EXERCISE: Below are records; work out how many of their lines hold the string "高三专题练习" and give that number alone.

RECORDED INFORMATION:
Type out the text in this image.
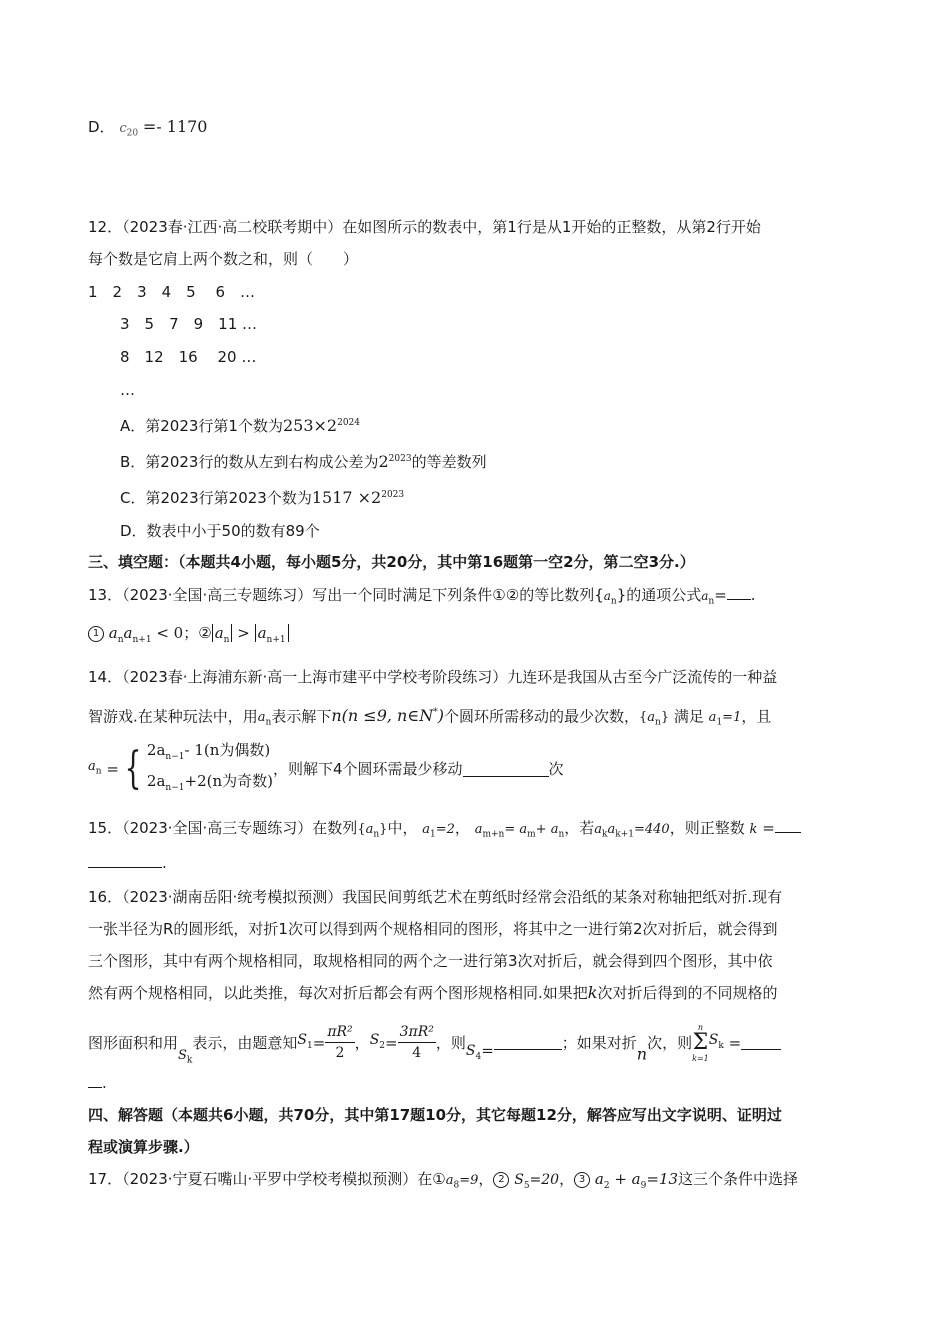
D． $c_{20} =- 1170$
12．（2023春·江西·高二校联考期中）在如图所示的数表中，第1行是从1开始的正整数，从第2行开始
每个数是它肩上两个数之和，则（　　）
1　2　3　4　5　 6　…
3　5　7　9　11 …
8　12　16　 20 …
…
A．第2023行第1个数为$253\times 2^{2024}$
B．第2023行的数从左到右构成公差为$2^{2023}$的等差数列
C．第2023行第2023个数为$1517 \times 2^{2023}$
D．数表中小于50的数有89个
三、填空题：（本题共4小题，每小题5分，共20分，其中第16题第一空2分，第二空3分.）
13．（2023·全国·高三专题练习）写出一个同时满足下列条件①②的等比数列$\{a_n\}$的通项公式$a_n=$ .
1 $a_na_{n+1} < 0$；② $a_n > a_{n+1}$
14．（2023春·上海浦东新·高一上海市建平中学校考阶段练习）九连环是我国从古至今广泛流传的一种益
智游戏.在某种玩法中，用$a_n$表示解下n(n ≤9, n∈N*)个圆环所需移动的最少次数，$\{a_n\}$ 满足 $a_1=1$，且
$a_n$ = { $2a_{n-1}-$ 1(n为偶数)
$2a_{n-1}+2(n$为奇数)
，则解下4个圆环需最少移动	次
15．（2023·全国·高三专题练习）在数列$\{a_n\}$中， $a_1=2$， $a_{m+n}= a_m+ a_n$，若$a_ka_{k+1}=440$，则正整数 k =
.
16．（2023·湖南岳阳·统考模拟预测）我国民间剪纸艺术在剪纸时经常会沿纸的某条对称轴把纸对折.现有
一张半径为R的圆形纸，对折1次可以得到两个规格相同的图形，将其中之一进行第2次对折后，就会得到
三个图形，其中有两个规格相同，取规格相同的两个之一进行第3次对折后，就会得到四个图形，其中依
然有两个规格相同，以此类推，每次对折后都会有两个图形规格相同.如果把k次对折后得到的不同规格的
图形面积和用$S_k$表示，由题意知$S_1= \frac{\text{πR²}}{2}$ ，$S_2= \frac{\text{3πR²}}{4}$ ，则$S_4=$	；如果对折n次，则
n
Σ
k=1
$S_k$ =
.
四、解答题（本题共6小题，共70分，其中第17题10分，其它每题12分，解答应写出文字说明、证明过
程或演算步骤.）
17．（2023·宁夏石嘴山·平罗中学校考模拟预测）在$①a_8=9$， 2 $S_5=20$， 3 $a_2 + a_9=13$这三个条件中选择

THE ANSWER: 2